__Excerpted passage__
========================================================================

Nvidia docker decoder and cuda function performance issue on multiple cards

Dear Guys,

There is a nvidia docker decoder and cuda function performance issue on mutiple cards we have meet. We have test on Tesla T4 cards. We used 2 cards on one server to test. At beginning, we just use nvidia docker work on cenos 7, we found that when we use 2 cards working at the same time, the performance reduced almost to half. Then we use vmware to create 2 virtual machines on one server with gpu passthrough technology, each vm bound with one card, the result show each card arrive it’s best performance.The test case and snaps as follow:

The program we use nvidia Video_Codec_SDK_11.1.5 to decode , then we write cuda code transform nv12 to bgr:
bool CudaSyncData::DevDataSyncDev(void *dst, int dst_width, int dst_height, void *src, int src_width, int src_height)
{
cuCtxPushCurrent(context);
void *bgr_ptr = nullptr;
if (src_width == dst_width && src_height == dst_height)
{
bgr_ptr = dst;
}
else
{
AI_Log(“CudaSyncData”, KLERROR, “not support width or height covert!please input the same width height”);
return false;
}
Nv12ToBGR(bgr_ptr, src, src_width, src_height);

cuCtxPopCurrent(NULL);
return true;

}

cuframe_convet.cu
#include <cuda_runtime_api.h>
#include “cuframe_convert.h”

const auto THREADS_PER_BLOCK_1D = 16u;
const auto CUDA_NUM_THREADS = 512u;

unsigned int GetNumberCudaBlocks(const unsigned int totalRequired,
const unsigned int numberCudaThreads = CUDA_NUM_THREADS)
{
return (totalRequired + numberCudaThreads - 1) / numberCudaThreads;
}

global void YCrCb2RBG(unsigned charpYdata,unsigned char pUVdata,int stepY,int stepUV,unsigned char* pImgData,int width,int height,int channels)
{
const int tidx = blockIdx.x * blockDim.x + threadIdx.x;
const int tidy = blockIdx.y * blockDim.y + threadIdx.y;

if(tidx < width && tidy < height)
{
	int indexY,indexU,indexV;
	unsigned char Y,U,V;
	int R,G,B;
	indexY = tidy * stepY + tidx;
	Y = pYdata[indexY];
	
	if(tidx % 2 == 0){
		indexU = tidy / 2 * stepUV + tidx;
		indexV = tidy / 2 * stepUV + tidx + 1;
		U = pUVdata[indexU];
		V = pUVdata[indexV];
	}else{
		indexV = tidy / 2 * stepUV + tidx;
		indexU = tidy / 2 * stepUV + tidx - 1;
		U = pUVdata[indexU];
		V = pUVdata[indexV];
	}

	R = 1.164 * (Y - 16) + 1.596 * (V - 128);
	G = 1.164 * (Y - 16) - 0.183 * (U-128) - 0.392 * ( V - 128);
	B = 1.164 * (Y - 16) + 2.017 * (U-128);

	// R = Y ;
	// G = Y ;
	// B = Y ;
	

	if(R > 255)

========================================================================

__Information shown__

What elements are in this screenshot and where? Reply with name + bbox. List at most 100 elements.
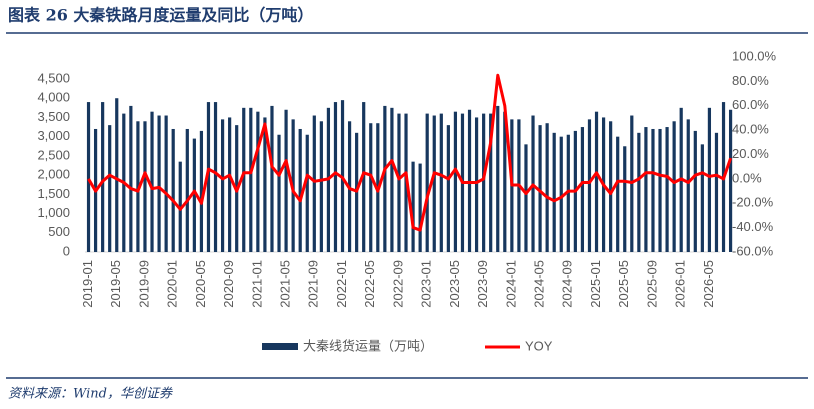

========================================================================

__What to work on__
[1] Reproduce the multi-card Nvidia Docker post verbatim, everything from "R = 1.164 *" down to "if(R > 255)".
[2] Condense the paragraph of the multi-card Nvidia Docker post that begins "There is a nvidia docker decoder" into a short bulleted list that keeps its main facts.
[3] Pick up the multi-card Nvidia Docker post from its last line and write the next part.
The material after the multi-card Nvidia Docker post is separate from it.

__The answers__
[1]
R = 1.164 * (Y - 16) + 1.596 * (V - 128);
	G = 1.164 * (Y - 16) - 0.183 * (U-128) - 0.392 * ( V - 128);
	B = 1.164 * (Y - 16) + 2.017 * (U-128);

	// R = Y ;
	// G = Y ;
	// B = Y ;
	

	if(R > 255)

[2]
- Issue: decoder and CUDA function performance with Nvidia Docker on multiple cards
- Hardware: two Tesla T4 cards in one server
- Nvidia Docker on CentOS 7: running both cards at the same time cut performance almost in half
- VMware with GPU passthrough, two virtual machines with one card each: each card reached its best performance

[3]
		R = 255;
	if(R < 0)
		R = 0;
	if(G > 255)
		G = 255;
	if(G < 0)
		G = 0;
	if(B > 255)
		B = 255;
	if(B < 0)
		B = 0;
	
	pImgData[(tidy*width + tidx) * channels + 2] = (unsigned char)R;
	pImgData[(tidy*width + tidx) * channels + 1] = (unsigned char)G;
	pImgData[(tidy*width + tidx) * channels + 0] = (unsigned char)B;

}

}

void Nv12ToBGR(uint8_t* bgr, uint8_t* nv12, int width, int height)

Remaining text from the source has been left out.